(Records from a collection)
^^^^^^^^^^^^^^^^

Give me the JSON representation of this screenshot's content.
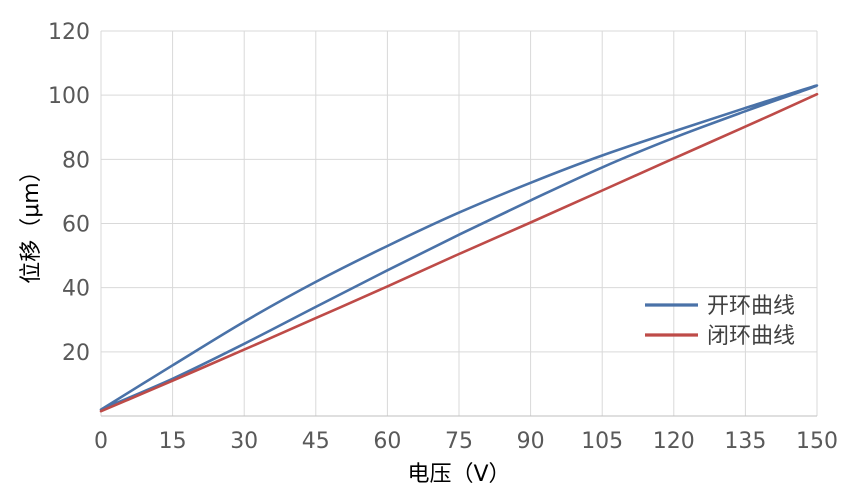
{
  "chart_data": {
    "type": "line",
    "title": "",
    "xlabel": "电压（V）",
    "ylabel": "位移（μm）",
    "xlim": [
      0,
      150
    ],
    "ylim": [
      0,
      120
    ],
    "x_ticks": [
      0,
      15,
      30,
      45,
      60,
      75,
      90,
      105,
      120,
      135,
      150
    ],
    "y_ticks": [
      20,
      40,
      60,
      80,
      100,
      120
    ],
    "grid": true,
    "legend_position": "lower-right",
    "series": [
      {
        "name": "开环曲线",
        "color": "#4a72a8",
        "x": [
          0,
          15,
          30,
          45,
          60,
          75,
          90,
          105,
          120,
          135,
          150,
          135,
          120,
          105,
          90,
          75,
          60,
          45,
          30,
          15,
          0
        ],
        "y": [
          2,
          15.8,
          29.4,
          41.8,
          53,
          63.4,
          72.7,
          81.2,
          88.7,
          96,
          103,
          95,
          86.7,
          77.5,
          67.2,
          56.5,
          45.4,
          34,
          22.5,
          11.6,
          2
        ]
      },
      {
        "name": "闭环曲线",
        "color": "#be4b48",
        "x": [
          0,
          15,
          30,
          45,
          60,
          75,
          90,
          105,
          120,
          135,
          150
        ],
        "y": [
          1.5,
          11,
          20.7,
          30.5,
          40.4,
          50.5,
          60.3,
          70.3,
          80.3,
          90.2,
          100.3
        ]
      }
    ]
  }
}
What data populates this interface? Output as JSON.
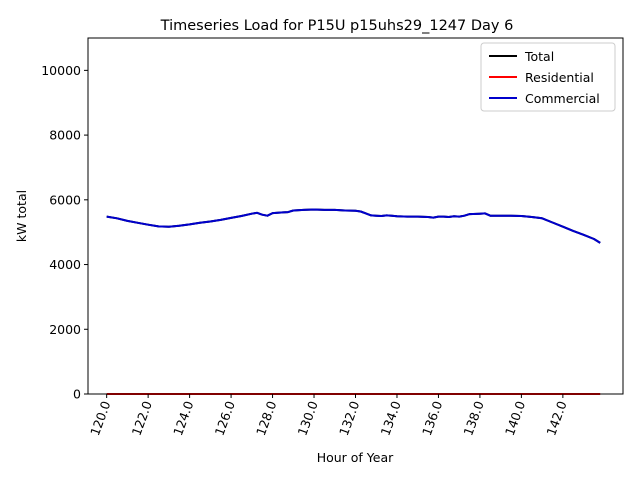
{
  "chart_data": {
    "type": "line",
    "title": "Timeseries Load for P15U p15uhs29_1247  Day 6",
    "xlabel": "Hour of Year",
    "ylabel": "kW total",
    "xlim": [
      119.1,
      144.9
    ],
    "ylim": [
      0,
      11000
    ],
    "xticks": [
      120,
      122,
      124,
      126,
      128,
      130,
      132,
      134,
      136,
      138,
      140,
      142
    ],
    "xtick_labels": [
      "120.0",
      "122.0",
      "124.0",
      "126.0",
      "128.0",
      "130.0",
      "132.0",
      "134.0",
      "136.0",
      "138.0",
      "140.0",
      "142.0"
    ],
    "yticks": [
      0,
      2000,
      4000,
      6000,
      8000,
      10000
    ],
    "ytick_labels": [
      "0",
      "2000",
      "4000",
      "6000",
      "8000",
      "10000"
    ],
    "grid": false,
    "legend_position": "top-right",
    "x": [
      120.0,
      120.5,
      121.0,
      121.5,
      122.0,
      122.5,
      123.0,
      123.5,
      124.0,
      124.5,
      125.0,
      125.5,
      126.0,
      126.5,
      127.0,
      127.25,
      127.5,
      127.75,
      128.0,
      128.5,
      128.75,
      129.0,
      129.5,
      130.0,
      130.5,
      131.0,
      131.5,
      132.0,
      132.25,
      132.5,
      132.75,
      133.0,
      133.25,
      133.5,
      133.75,
      134.0,
      134.5,
      135.0,
      135.5,
      135.75,
      136.0,
      136.25,
      136.5,
      136.75,
      137.0,
      137.25,
      137.5,
      138.0,
      138.25,
      138.5,
      139.0,
      139.5,
      140.0,
      140.5,
      141.0,
      141.5,
      142.0,
      142.5,
      143.0,
      143.5,
      143.8
    ],
    "series": [
      {
        "name": "Total",
        "color": "#000000",
        "values": [
          5480,
          5430,
          5350,
          5290,
          5230,
          5180,
          5170,
          5200,
          5240,
          5290,
          5330,
          5380,
          5440,
          5500,
          5570,
          5600,
          5540,
          5510,
          5590,
          5610,
          5620,
          5670,
          5690,
          5700,
          5690,
          5690,
          5670,
          5660,
          5640,
          5580,
          5520,
          5510,
          5500,
          5520,
          5510,
          5490,
          5480,
          5480,
          5470,
          5450,
          5480,
          5480,
          5470,
          5490,
          5480,
          5510,
          5560,
          5570,
          5580,
          5510,
          5510,
          5505,
          5500,
          5470,
          5430,
          5300,
          5170,
          5040,
          4920,
          4790,
          4670
        ]
      },
      {
        "name": "Residential",
        "color": "#ff0000",
        "values": [
          0,
          0,
          0,
          0,
          0,
          0,
          0,
          0,
          0,
          0,
          0,
          0,
          0,
          0,
          0,
          0,
          0,
          0,
          0,
          0,
          0,
          0,
          0,
          0,
          0,
          0,
          0,
          0,
          0,
          0,
          0,
          0,
          0,
          0,
          0,
          0,
          0,
          0,
          0,
          0,
          0,
          0,
          0,
          0,
          0,
          0,
          0,
          0,
          0,
          0,
          0,
          0,
          0,
          0,
          0,
          0,
          0,
          0,
          0,
          0,
          0
        ]
      },
      {
        "name": "Commercial",
        "color": "#0000cc",
        "values": [
          5480,
          5430,
          5350,
          5290,
          5230,
          5180,
          5170,
          5200,
          5240,
          5290,
          5330,
          5380,
          5440,
          5500,
          5570,
          5600,
          5540,
          5510,
          5590,
          5610,
          5620,
          5670,
          5690,
          5700,
          5690,
          5690,
          5670,
          5660,
          5640,
          5580,
          5520,
          5510,
          5500,
          5520,
          5510,
          5490,
          5480,
          5480,
          5470,
          5450,
          5480,
          5480,
          5470,
          5490,
          5480,
          5510,
          5560,
          5570,
          5580,
          5510,
          5510,
          5505,
          5500,
          5470,
          5430,
          5300,
          5170,
          5040,
          4920,
          4790,
          4670
        ]
      }
    ]
  }
}
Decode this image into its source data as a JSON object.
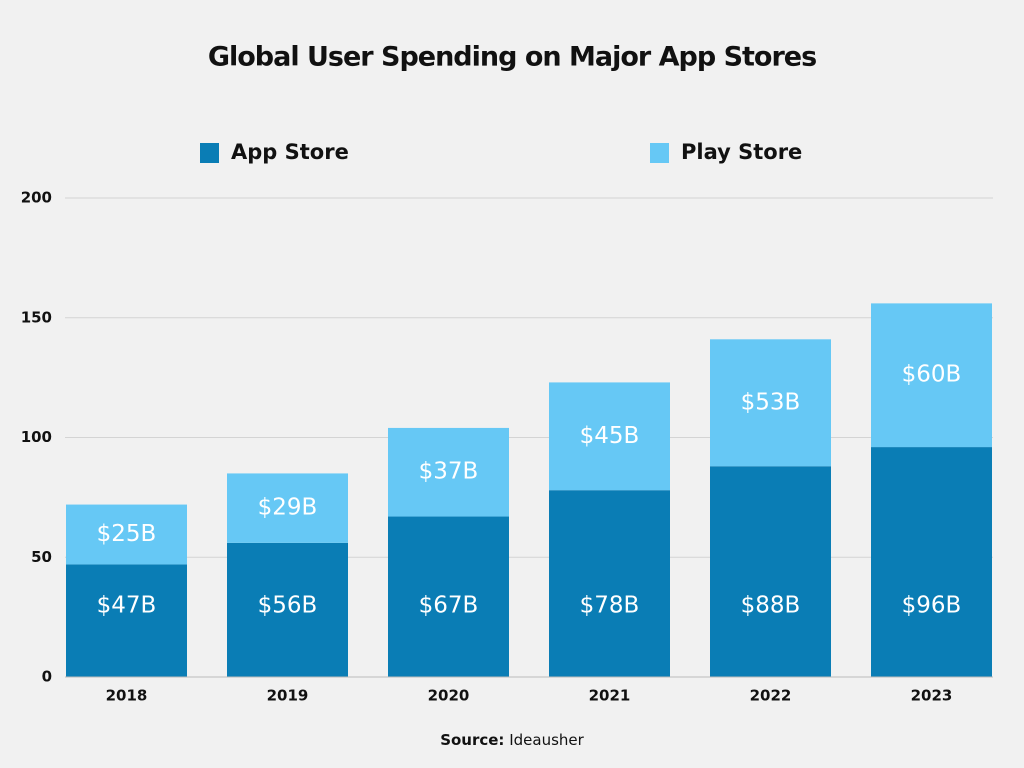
{
  "chart_data": {
    "type": "stacked_bar",
    "title": "Global User Spending on Major App Stores",
    "categories": [
      "2018",
      "2019",
      "2020",
      "2021",
      "2022",
      "2023"
    ],
    "series": [
      {
        "name": "App Store",
        "color": "#0a7db5",
        "values": [
          47,
          56,
          67,
          78,
          88,
          96
        ],
        "value_labels": [
          "$47B",
          "$56B",
          "$67B",
          "$78B",
          "$88B",
          "$96B"
        ]
      },
      {
        "name": "Play Store",
        "color": "#66c8f5",
        "values": [
          25,
          29,
          37,
          45,
          53,
          60
        ],
        "value_labels": [
          "$25B",
          "$29B",
          "$37B",
          "$45B",
          "$53B",
          "$60B"
        ]
      }
    ],
    "ylim": [
      0,
      200
    ],
    "yticks": [
      0,
      50,
      100,
      150,
      200
    ],
    "grid": true,
    "source_label": "Source:",
    "source": "Ideausher"
  }
}
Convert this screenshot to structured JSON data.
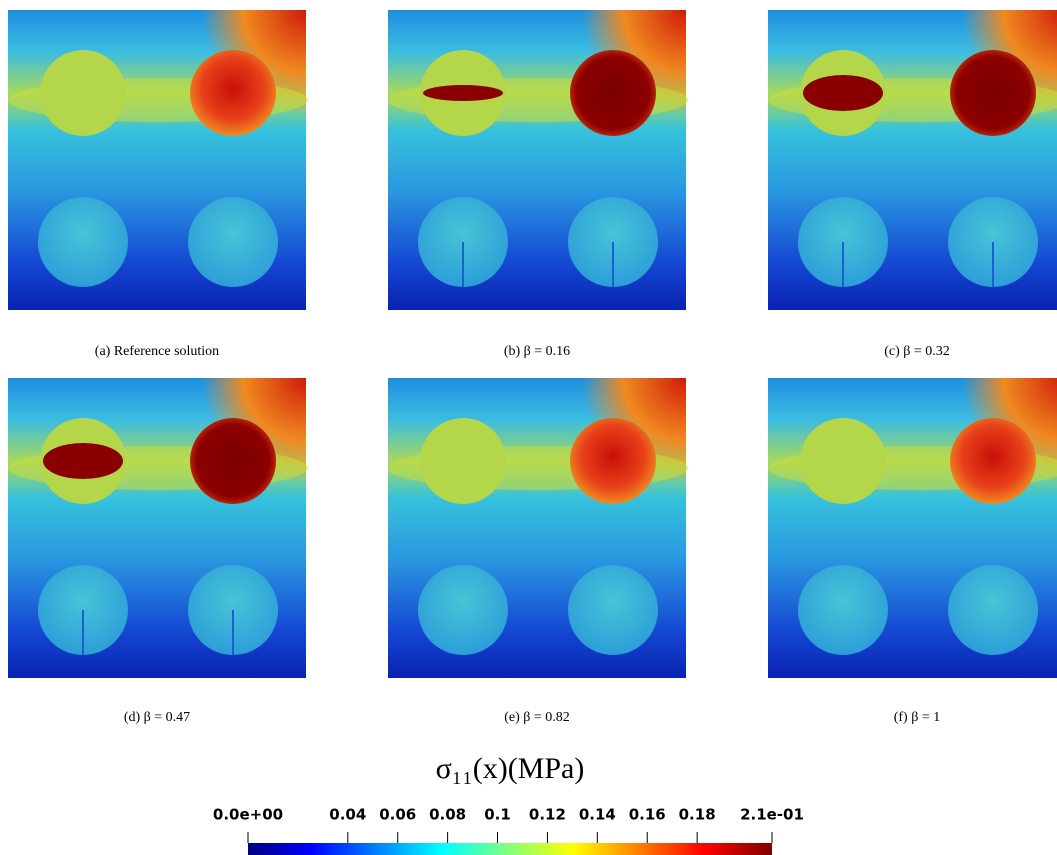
{
  "panels": [
    {
      "caption": "(a) Reference solution"
    },
    {
      "caption": "(b) β = 0.16"
    },
    {
      "caption": "(c) β = 0.32"
    },
    {
      "caption": "(d) β = 0.47"
    },
    {
      "caption": "(e) β = 0.82"
    },
    {
      "caption": "(f) β = 1"
    }
  ],
  "colorbar": {
    "title": "σ₁₁(x)(MPa)",
    "range": [
      0,
      0.21
    ],
    "ticks": [
      {
        "value": 0,
        "label": "0.0e+00"
      },
      0.04,
      0.06,
      0.08,
      0.1,
      0.12,
      0.14,
      0.16,
      0.18,
      {
        "value": 0.21,
        "label": "2.1e-01"
      }
    ]
  }
}
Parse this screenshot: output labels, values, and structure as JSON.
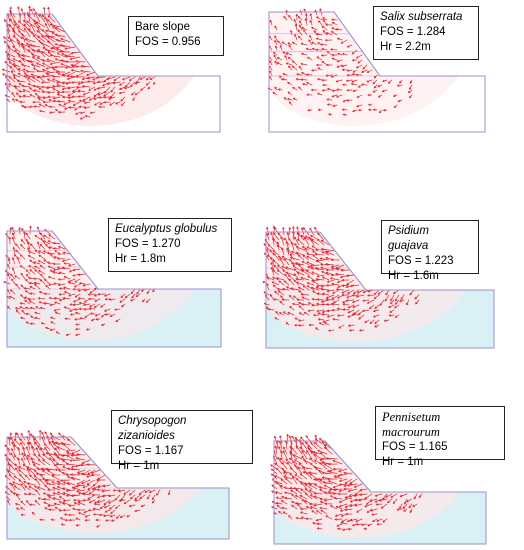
{
  "colors": {
    "arrow": "#e8202a",
    "outline": "#9c8fd0",
    "water": "#d9f1f4",
    "fill_faint": "#fde6e7"
  },
  "panels": [
    {
      "id": "bare",
      "title": "Bare slope",
      "fos": "FOS = 0.956",
      "hr": "",
      "italic": false,
      "water": false,
      "density": 1.0
    },
    {
      "id": "salix",
      "title": "Salix subserrata",
      "fos": "FOS = 1.284",
      "hr": "Hr = 2.2m",
      "italic": true,
      "water": false,
      "density": 0.35
    },
    {
      "id": "eucalyptus",
      "title": "Eucalyptus globulus",
      "fos": "FOS = 1.270",
      "hr": "Hr = 1.8m",
      "italic": true,
      "water": true,
      "density": 0.55
    },
    {
      "id": "psidium",
      "title": "Psidium guajava",
      "fos": "FOS = 1.223",
      "hr": "Hr = 1.6m",
      "italic": true,
      "water": true,
      "density": 0.75
    },
    {
      "id": "chrysopogon",
      "title": "Chrysopogon zizanioides",
      "fos": "FOS = 1.167",
      "hr": "Hr = 1m",
      "italic": true,
      "water": true,
      "density": 0.85
    },
    {
      "id": "pennisetum",
      "title": "Pennisetum macrourum",
      "fos": "FOS = 1.165",
      "hr": "Hr = 1m",
      "italic": true,
      "water": true,
      "density": 0.9
    }
  ]
}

^^^^^^^^^^^^^^^^

What is required -
Find and copy every line in the entries above where the string "screenshot" occurs.

Solution to this problem -
Give me the JSON representation of this screenshot's content.
Convert this screenshot to structured JSON data.
Parse this screenshot: output labels, values, and structure as JSON.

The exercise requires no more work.